## START
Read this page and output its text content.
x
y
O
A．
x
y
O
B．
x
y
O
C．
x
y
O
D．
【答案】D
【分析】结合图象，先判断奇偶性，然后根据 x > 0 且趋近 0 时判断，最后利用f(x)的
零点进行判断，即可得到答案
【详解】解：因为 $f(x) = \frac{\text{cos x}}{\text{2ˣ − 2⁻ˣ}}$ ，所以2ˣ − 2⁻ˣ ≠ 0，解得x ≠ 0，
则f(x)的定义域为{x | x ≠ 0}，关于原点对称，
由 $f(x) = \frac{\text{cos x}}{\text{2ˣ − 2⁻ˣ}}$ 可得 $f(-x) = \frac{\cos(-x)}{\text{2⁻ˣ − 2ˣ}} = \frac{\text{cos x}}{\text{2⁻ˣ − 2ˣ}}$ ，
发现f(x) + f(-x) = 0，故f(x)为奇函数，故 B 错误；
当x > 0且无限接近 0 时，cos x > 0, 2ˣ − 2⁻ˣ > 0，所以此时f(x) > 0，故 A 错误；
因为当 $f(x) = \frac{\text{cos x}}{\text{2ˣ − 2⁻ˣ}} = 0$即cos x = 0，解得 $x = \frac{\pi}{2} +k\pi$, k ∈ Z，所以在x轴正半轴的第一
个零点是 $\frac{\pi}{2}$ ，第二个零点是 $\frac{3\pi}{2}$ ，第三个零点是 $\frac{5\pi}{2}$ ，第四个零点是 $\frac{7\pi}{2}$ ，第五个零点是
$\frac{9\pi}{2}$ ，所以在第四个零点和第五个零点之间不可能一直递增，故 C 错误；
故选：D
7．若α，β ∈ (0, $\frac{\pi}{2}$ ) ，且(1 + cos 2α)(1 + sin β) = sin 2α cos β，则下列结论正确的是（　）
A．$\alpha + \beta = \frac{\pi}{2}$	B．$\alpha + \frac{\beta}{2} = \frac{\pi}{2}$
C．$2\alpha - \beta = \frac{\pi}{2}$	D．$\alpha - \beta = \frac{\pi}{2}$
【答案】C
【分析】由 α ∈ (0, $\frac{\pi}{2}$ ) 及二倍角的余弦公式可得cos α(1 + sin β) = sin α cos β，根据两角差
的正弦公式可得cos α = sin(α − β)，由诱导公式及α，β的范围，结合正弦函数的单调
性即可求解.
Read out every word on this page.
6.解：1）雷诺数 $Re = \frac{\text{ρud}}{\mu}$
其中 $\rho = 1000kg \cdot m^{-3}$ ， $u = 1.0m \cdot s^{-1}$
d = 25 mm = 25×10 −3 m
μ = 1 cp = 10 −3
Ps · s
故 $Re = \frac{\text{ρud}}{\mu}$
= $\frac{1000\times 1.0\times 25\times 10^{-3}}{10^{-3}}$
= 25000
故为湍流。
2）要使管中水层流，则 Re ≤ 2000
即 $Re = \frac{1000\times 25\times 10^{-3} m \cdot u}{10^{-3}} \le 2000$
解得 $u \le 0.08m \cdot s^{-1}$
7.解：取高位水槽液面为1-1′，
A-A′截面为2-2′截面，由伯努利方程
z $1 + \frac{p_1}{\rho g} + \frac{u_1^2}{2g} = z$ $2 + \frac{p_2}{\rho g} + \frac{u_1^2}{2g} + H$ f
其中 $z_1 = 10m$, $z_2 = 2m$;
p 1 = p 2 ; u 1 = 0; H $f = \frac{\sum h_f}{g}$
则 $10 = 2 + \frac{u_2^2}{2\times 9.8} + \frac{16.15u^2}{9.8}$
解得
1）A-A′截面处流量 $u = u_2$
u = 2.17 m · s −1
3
## END
Problem:
Take every line above carrying "beta" and return it.

Correct result:
A．$\alpha + \beta = \frac{\pi}{2}$	B．$\alpha + \frac{\beta}{2} = \frac{\pi}{2}$
C．$2\alpha - \beta = \frac{\pi}{2}$	D．$\alpha - \beta = \frac{\pi}{2}$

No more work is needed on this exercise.